• **Exercise details**
Reproduce the data in its entirety, exactly as supplied.

• **Stored data**
_ _ _ _
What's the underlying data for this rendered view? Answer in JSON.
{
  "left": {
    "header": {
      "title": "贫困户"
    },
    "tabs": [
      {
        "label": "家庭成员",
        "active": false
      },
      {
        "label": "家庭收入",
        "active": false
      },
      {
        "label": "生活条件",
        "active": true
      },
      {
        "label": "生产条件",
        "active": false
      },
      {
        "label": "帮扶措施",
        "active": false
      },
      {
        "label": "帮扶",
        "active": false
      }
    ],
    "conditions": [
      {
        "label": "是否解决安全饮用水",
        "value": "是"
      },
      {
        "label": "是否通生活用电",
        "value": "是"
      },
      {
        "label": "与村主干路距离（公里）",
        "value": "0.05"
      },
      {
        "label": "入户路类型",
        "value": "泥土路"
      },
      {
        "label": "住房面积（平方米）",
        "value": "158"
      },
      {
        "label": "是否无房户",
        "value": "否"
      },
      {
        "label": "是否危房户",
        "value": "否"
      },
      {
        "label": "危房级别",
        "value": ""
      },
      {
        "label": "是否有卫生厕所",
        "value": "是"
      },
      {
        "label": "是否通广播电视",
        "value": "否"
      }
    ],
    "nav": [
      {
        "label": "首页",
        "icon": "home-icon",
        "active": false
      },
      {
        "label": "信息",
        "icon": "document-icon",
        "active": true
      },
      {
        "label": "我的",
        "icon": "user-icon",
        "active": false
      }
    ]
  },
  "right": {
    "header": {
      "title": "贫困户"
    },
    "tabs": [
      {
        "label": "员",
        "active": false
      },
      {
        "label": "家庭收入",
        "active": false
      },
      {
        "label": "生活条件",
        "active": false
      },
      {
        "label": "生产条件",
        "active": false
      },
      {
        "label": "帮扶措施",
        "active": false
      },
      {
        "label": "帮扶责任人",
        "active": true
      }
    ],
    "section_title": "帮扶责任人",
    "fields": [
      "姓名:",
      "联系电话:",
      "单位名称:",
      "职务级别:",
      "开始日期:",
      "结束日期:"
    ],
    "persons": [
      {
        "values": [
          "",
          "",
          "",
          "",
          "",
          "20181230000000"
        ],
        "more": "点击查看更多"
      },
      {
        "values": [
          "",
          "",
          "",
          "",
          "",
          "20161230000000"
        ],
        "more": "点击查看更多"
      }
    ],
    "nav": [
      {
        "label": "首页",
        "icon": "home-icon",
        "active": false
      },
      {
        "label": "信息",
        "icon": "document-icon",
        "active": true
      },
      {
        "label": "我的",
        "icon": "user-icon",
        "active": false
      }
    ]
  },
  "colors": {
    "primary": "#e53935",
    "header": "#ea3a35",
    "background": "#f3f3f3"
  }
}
_ _ _ _
• **Written solution**
What's the underlying data for this rendered view? Answer in JSON.
{
  "left": {
    "header": {
      "title": "贫困户"
    },
    "tabs": [
      {
        "label": "家庭成员",
        "active": false
      },
      {
        "label": "家庭收入",
        "active": false
      },
      {
        "label": "生活条件",
        "active": true
      },
      {
        "label": "生产条件",
        "active": false
      },
      {
        "label": "帮扶措施",
        "active": false
      },
      {
        "label": "帮扶",
        "active": false
      }
    ],
    "conditions": [
      {
        "label": "是否解决安全饮用水",
        "value": "是"
      },
      {
        "label": "是否通生活用电",
        "value": "是"
      },
      {
        "label": "与村主干路距离（公里）",
        "value": "0.05"
      },
      {
        "label": "入户路类型",
        "value": "泥土路"
      },
      {
        "label": "住房面积（平方米）",
        "value": "158"
      },
      {
        "label": "是否无房户",
        "value": "否"
      },
      {
        "label": "是否危房户",
        "value": "否"
      },
      {
        "label": "危房级别",
        "value": ""
      },
      {
        "label": "是否有卫生厕所",
        "value": "是"
      },
      {
        "label": "是否通广播电视",
        "value": "否"
      }
    ],
    "nav": [
      {
        "label": "首页",
        "icon": "home-icon",
        "active": false
      },
      {
        "label": "信息",
        "icon": "document-icon",
        "active": true
      },
      {
        "label": "我的",
        "icon": "user-icon",
        "active": false
      }
    ]
  },
  "right": {
    "header": {
      "title": "贫困户"
    },
    "tabs": [
      {
        "label": "员",
        "active": false
      },
      {
        "label": "家庭收入",
        "active": false
      },
      {
        "label": "生活条件",
        "active": false
      },
      {
        "label": "生产条件",
        "active": false
      },
      {
        "label": "帮扶措施",
        "active": false
      },
      {
        "label": "帮扶责任人",
        "active": true
      }
    ],
    "section_title": "帮扶责任人",
    "fields": [
      "姓名:",
      "联系电话:",
      "单位名称:",
      "职务级别:",
      "开始日期:",
      "结束日期:"
    ],
    "persons": [
      {
        "values": [
          "",
          "",
          "",
          "",
          "",
          "20181230000000"
        ],
        "more": "点击查看更多"
      },
      {
        "values": [
          "",
          "",
          "",
          "",
          "",
          "20161230000000"
        ],
        "more": "点击查看更多"
      }
    ],
    "nav": [
      {
        "label": "首页",
        "icon": "home-icon",
        "active": false
      },
      {
        "label": "信息",
        "icon": "document-icon",
        "active": true
      },
      {
        "label": "我的",
        "icon": "user-icon",
        "active": false
      }
    ]
  },
  "colors": {
    "primary": "#e53935",
    "header": "#ea3a35",
    "background": "#f3f3f3"
  }
}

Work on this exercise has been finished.